CHALLENGE: Return every entry exactly as written.

SUPPLIED RECORDS:
(begin)

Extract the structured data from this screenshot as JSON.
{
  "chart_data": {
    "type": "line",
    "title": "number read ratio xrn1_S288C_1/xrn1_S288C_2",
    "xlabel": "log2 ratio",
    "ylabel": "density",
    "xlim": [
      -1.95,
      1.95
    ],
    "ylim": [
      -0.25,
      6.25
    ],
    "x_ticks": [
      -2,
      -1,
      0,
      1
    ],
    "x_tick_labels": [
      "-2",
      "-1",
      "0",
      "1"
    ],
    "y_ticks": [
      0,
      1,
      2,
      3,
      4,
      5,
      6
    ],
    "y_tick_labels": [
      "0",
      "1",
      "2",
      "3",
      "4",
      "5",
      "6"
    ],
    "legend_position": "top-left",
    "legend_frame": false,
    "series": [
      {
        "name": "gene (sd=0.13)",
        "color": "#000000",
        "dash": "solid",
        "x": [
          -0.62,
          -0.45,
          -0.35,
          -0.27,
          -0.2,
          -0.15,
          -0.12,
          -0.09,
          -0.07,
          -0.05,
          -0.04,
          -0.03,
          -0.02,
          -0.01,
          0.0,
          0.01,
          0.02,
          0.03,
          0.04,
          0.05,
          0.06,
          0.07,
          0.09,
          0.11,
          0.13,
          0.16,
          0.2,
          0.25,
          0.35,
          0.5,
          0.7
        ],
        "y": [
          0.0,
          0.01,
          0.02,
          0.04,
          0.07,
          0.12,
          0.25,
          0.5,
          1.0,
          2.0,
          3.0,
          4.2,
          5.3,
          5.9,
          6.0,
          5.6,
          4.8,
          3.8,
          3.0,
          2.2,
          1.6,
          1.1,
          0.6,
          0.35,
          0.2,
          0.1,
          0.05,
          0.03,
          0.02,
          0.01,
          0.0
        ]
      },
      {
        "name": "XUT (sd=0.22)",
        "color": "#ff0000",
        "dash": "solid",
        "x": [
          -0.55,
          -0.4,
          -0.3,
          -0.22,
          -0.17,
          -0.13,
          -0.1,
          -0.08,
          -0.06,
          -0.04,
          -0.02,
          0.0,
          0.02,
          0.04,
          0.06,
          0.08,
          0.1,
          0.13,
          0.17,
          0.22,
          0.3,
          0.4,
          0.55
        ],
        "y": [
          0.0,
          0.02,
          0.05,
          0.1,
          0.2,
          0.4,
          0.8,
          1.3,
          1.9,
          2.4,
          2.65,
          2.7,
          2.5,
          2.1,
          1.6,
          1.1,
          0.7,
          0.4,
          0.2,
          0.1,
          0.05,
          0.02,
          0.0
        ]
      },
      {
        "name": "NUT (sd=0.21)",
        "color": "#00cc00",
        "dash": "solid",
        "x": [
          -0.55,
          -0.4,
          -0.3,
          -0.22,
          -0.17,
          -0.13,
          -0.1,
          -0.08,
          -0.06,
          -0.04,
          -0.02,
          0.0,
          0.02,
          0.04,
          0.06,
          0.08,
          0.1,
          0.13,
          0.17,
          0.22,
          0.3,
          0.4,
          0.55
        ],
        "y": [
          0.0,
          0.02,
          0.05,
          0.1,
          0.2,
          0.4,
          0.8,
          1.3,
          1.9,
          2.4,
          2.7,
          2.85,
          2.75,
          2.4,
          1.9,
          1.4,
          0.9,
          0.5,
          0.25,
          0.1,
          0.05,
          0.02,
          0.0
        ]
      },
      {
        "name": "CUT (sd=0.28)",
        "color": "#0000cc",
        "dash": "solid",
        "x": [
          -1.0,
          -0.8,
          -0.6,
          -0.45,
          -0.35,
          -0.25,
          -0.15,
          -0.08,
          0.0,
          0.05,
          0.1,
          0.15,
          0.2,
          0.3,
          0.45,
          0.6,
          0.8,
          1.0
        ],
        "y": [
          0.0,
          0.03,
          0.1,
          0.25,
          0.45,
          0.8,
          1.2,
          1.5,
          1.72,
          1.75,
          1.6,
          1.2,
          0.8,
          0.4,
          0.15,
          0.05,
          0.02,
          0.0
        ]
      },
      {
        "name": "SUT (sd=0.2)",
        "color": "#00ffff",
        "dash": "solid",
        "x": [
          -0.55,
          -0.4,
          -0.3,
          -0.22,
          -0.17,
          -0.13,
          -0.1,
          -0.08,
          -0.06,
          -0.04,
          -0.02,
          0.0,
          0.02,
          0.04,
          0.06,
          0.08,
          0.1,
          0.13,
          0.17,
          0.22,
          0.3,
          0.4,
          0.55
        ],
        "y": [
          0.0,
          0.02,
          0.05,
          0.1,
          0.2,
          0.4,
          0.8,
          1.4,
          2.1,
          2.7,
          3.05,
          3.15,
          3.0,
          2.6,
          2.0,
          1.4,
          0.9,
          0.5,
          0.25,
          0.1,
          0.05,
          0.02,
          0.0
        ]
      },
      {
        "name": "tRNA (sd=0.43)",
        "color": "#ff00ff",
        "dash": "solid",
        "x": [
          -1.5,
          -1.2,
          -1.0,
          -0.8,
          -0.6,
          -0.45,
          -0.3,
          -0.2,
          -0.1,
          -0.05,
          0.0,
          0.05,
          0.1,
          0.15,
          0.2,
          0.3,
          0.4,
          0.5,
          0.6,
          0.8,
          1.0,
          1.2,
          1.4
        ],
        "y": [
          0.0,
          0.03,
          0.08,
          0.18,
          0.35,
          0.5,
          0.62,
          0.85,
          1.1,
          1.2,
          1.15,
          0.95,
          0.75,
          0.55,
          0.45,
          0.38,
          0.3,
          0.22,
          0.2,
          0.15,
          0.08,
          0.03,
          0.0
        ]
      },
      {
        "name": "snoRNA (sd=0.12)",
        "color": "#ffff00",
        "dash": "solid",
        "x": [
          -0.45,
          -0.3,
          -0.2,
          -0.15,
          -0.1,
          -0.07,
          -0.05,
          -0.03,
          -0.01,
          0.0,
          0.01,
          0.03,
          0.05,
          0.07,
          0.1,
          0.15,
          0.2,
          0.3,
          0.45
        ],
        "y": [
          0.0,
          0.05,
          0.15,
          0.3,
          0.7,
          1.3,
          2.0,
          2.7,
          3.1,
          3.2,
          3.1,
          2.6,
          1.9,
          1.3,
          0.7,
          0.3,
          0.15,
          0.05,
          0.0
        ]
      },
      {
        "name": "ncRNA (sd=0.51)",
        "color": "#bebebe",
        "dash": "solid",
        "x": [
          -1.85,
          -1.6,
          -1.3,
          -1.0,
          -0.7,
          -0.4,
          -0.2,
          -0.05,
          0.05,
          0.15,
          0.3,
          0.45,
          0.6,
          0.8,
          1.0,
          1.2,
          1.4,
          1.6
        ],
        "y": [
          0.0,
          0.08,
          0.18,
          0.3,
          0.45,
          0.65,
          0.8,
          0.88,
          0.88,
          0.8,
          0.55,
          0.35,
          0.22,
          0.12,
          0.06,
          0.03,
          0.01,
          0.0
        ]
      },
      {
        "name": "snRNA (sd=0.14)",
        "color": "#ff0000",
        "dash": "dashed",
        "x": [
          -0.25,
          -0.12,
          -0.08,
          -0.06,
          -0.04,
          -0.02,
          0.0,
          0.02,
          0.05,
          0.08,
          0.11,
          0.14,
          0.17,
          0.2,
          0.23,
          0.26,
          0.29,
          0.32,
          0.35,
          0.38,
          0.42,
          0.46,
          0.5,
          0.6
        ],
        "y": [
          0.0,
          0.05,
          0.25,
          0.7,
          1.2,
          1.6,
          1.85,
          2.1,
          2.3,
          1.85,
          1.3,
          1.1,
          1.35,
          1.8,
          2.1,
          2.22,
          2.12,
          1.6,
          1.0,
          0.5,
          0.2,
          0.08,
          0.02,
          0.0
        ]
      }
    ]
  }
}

(end)

THE ANSWER:
Extract the structured data from this screenshot as JSON.
{
  "chart_data": {
    "type": "line",
    "title": "number read ratio xrn1_S288C_1/xrn1_S288C_2",
    "xlabel": "log2 ratio",
    "ylabel": "density",
    "xlim": [
      -1.95,
      1.95
    ],
    "ylim": [
      -0.25,
      6.25
    ],
    "x_ticks": [
      -2,
      -1,
      0,
      1
    ],
    "x_tick_labels": [
      "-2",
      "-1",
      "0",
      "1"
    ],
    "y_ticks": [
      0,
      1,
      2,
      3,
      4,
      5,
      6
    ],
    "y_tick_labels": [
      "0",
      "1",
      "2",
      "3",
      "4",
      "5",
      "6"
    ],
    "legend_position": "top-left",
    "legend_frame": false,
    "series": [
      {
        "name": "gene (sd=0.13)",
        "color": "#000000",
        "dash": "solid",
        "x": [
          -0.62,
          -0.45,
          -0.35,
          -0.27,
          -0.2,
          -0.15,
          -0.12,
          -0.09,
          -0.07,
          -0.05,
          -0.04,
          -0.03,
          -0.02,
          -0.01,
          0.0,
          0.01,
          0.02,
          0.03,
          0.04,
          0.05,
          0.06,
          0.07,
          0.09,
          0.11,
          0.13,
          0.16,
          0.2,
          0.25,
          0.35,
          0.5,
          0.7
        ],
        "y": [
          0.0,
          0.01,
          0.02,
          0.04,
          0.07,
          0.12,
          0.25,
          0.5,
          1.0,
          2.0,
          3.0,
          4.2,
          5.3,
          5.9,
          6.0,
          5.6,
          4.8,
          3.8,
          3.0,
          2.2,
          1.6,
          1.1,
          0.6,
          0.35,
          0.2,
          0.1,
          0.05,
          0.03,
          0.02,
          0.01,
          0.0
        ]
      },
      {
        "name": "XUT (sd=0.22)",
        "color": "#ff0000",
        "dash": "solid",
        "x": [
          -0.55,
          -0.4,
          -0.3,
          -0.22,
          -0.17,
          -0.13,
          -0.1,
          -0.08,
          -0.06,
          -0.04,
          -0.02,
          0.0,
          0.02,
          0.04,
          0.06,
          0.08,
          0.1,
          0.13,
          0.17,
          0.22,
          0.3,
          0.4,
          0.55
        ],
        "y": [
          0.0,
          0.02,
          0.05,
          0.1,
          0.2,
          0.4,
          0.8,
          1.3,
          1.9,
          2.4,
          2.65,
          2.7,
          2.5,
          2.1,
          1.6,
          1.1,
          0.7,
          0.4,
          0.2,
          0.1,
          0.05,
          0.02,
          0.0
        ]
      },
      {
        "name": "NUT (sd=0.21)",
        "color": "#00cc00",
        "dash": "solid",
        "x": [
          -0.55,
          -0.4,
          -0.3,
          -0.22,
          -0.17,
          -0.13,
          -0.1,
          -0.08,
          -0.06,
          -0.04,
          -0.02,
          0.0,
          0.02,
          0.04,
          0.06,
          0.08,
          0.1,
          0.13,
          0.17,
          0.22,
          0.3,
          0.4,
          0.55
        ],
        "y": [
          0.0,
          0.02,
          0.05,
          0.1,
          0.2,
          0.4,
          0.8,
          1.3,
          1.9,
          2.4,
          2.7,
          2.85,
          2.75,
          2.4,
          1.9,
          1.4,
          0.9,
          0.5,
          0.25,
          0.1,
          0.05,
          0.02,
          0.0
        ]
      },
      {
        "name": "CUT (sd=0.28)",
        "color": "#0000cc",
        "dash": "solid",
        "x": [
          -1.0,
          -0.8,
          -0.6,
          -0.45,
          -0.35,
          -0.25,
          -0.15,
          -0.08,
          0.0,
          0.05,
          0.1,
          0.15,
          0.2,
          0.3,
          0.45,
          0.6,
          0.8,
          1.0
        ],
        "y": [
          0.0,
          0.03,
          0.1,
          0.25,
          0.45,
          0.8,
          1.2,
          1.5,
          1.72,
          1.75,
          1.6,
          1.2,
          0.8,
          0.4,
          0.15,
          0.05,
          0.02,
          0.0
        ]
      },
      {
        "name": "SUT (sd=0.2)",
        "color": "#00ffff",
        "dash": "solid",
        "x": [
          -0.55,
          -0.4,
          -0.3,
          -0.22,
          -0.17,
          -0.13,
          -0.1,
          -0.08,
          -0.06,
          -0.04,
          -0.02,
          0.0,
          0.02,
          0.04,
          0.06,
          0.08,
          0.1,
          0.13,
          0.17,
          0.22,
          0.3,
          0.4,
          0.55
        ],
        "y": [
          0.0,
          0.02,
          0.05,
          0.1,
          0.2,
          0.4,
          0.8,
          1.4,
          2.1,
          2.7,
          3.05,
          3.15,
          3.0,
          2.6,
          2.0,
          1.4,
          0.9,
          0.5,
          0.25,
          0.1,
          0.05,
          0.02,
          0.0
        ]
      },
      {
        "name": "tRNA (sd=0.43)",
        "color": "#ff00ff",
        "dash": "solid",
        "x": [
          -1.5,
          -1.2,
          -1.0,
          -0.8,
          -0.6,
          -0.45,
          -0.3,
          -0.2,
          -0.1,
          -0.05,
          0.0,
          0.05,
          0.1,
          0.15,
          0.2,
          0.3,
          0.4,
          0.5,
          0.6,
          0.8,
          1.0,
          1.2,
          1.4
        ],
        "y": [
          0.0,
          0.03,
          0.08,
          0.18,
          0.35,
          0.5,
          0.62,
          0.85,
          1.1,
          1.2,
          1.15,
          0.95,
          0.75,
          0.55,
          0.45,
          0.38,
          0.3,
          0.22,
          0.2,
          0.15,
          0.08,
          0.03,
          0.0
        ]
      },
      {
        "name": "snoRNA (sd=0.12)",
        "color": "#ffff00",
        "dash": "solid",
        "x": [
          -0.45,
          -0.3,
          -0.2,
          -0.15,
          -0.1,
          -0.07,
          -0.05,
          -0.03,
          -0.01,
          0.0,
          0.01,
          0.03,
          0.05,
          0.07,
          0.1,
          0.15,
          0.2,
          0.3,
          0.45
        ],
        "y": [
          0.0,
          0.05,
          0.15,
          0.3,
          0.7,
          1.3,
          2.0,
          2.7,
          3.1,
          3.2,
          3.1,
          2.6,
          1.9,
          1.3,
          0.7,
          0.3,
          0.15,
          0.05,
          0.0
        ]
      },
      {
        "name": "ncRNA (sd=0.51)",
        "color": "#bebebe",
        "dash": "solid",
        "x": [
          -1.85,
          -1.6,
          -1.3,
          -1.0,
          -0.7,
          -0.4,
          -0.2,
          -0.05,
          0.05,
          0.15,
          0.3,
          0.45,
          0.6,
          0.8,
          1.0,
          1.2,
          1.4,
          1.6
        ],
        "y": [
          0.0,
          0.08,
          0.18,
          0.3,
          0.45,
          0.65,
          0.8,
          0.88,
          0.88,
          0.8,
          0.55,
          0.35,
          0.22,
          0.12,
          0.06,
          0.03,
          0.01,
          0.0
        ]
      },
      {
        "name": "snRNA (sd=0.14)",
        "color": "#ff0000",
        "dash": "dashed",
        "x": [
          -0.25,
          -0.12,
          -0.08,
          -0.06,
          -0.04,
          -0.02,
          0.0,
          0.02,
          0.05,
          0.08,
          0.11,
          0.14,
          0.17,
          0.2,
          0.23,
          0.26,
          0.29,
          0.32,
          0.35,
          0.38,
          0.42,
          0.46,
          0.5,
          0.6
        ],
        "y": [
          0.0,
          0.05,
          0.25,
          0.7,
          1.2,
          1.6,
          1.85,
          2.1,
          2.3,
          1.85,
          1.3,
          1.1,
          1.35,
          1.8,
          2.1,
          2.22,
          2.12,
          1.6,
          1.0,
          0.5,
          0.2,
          0.08,
          0.02,
          0.0
        ]
      }
    ]
  }
}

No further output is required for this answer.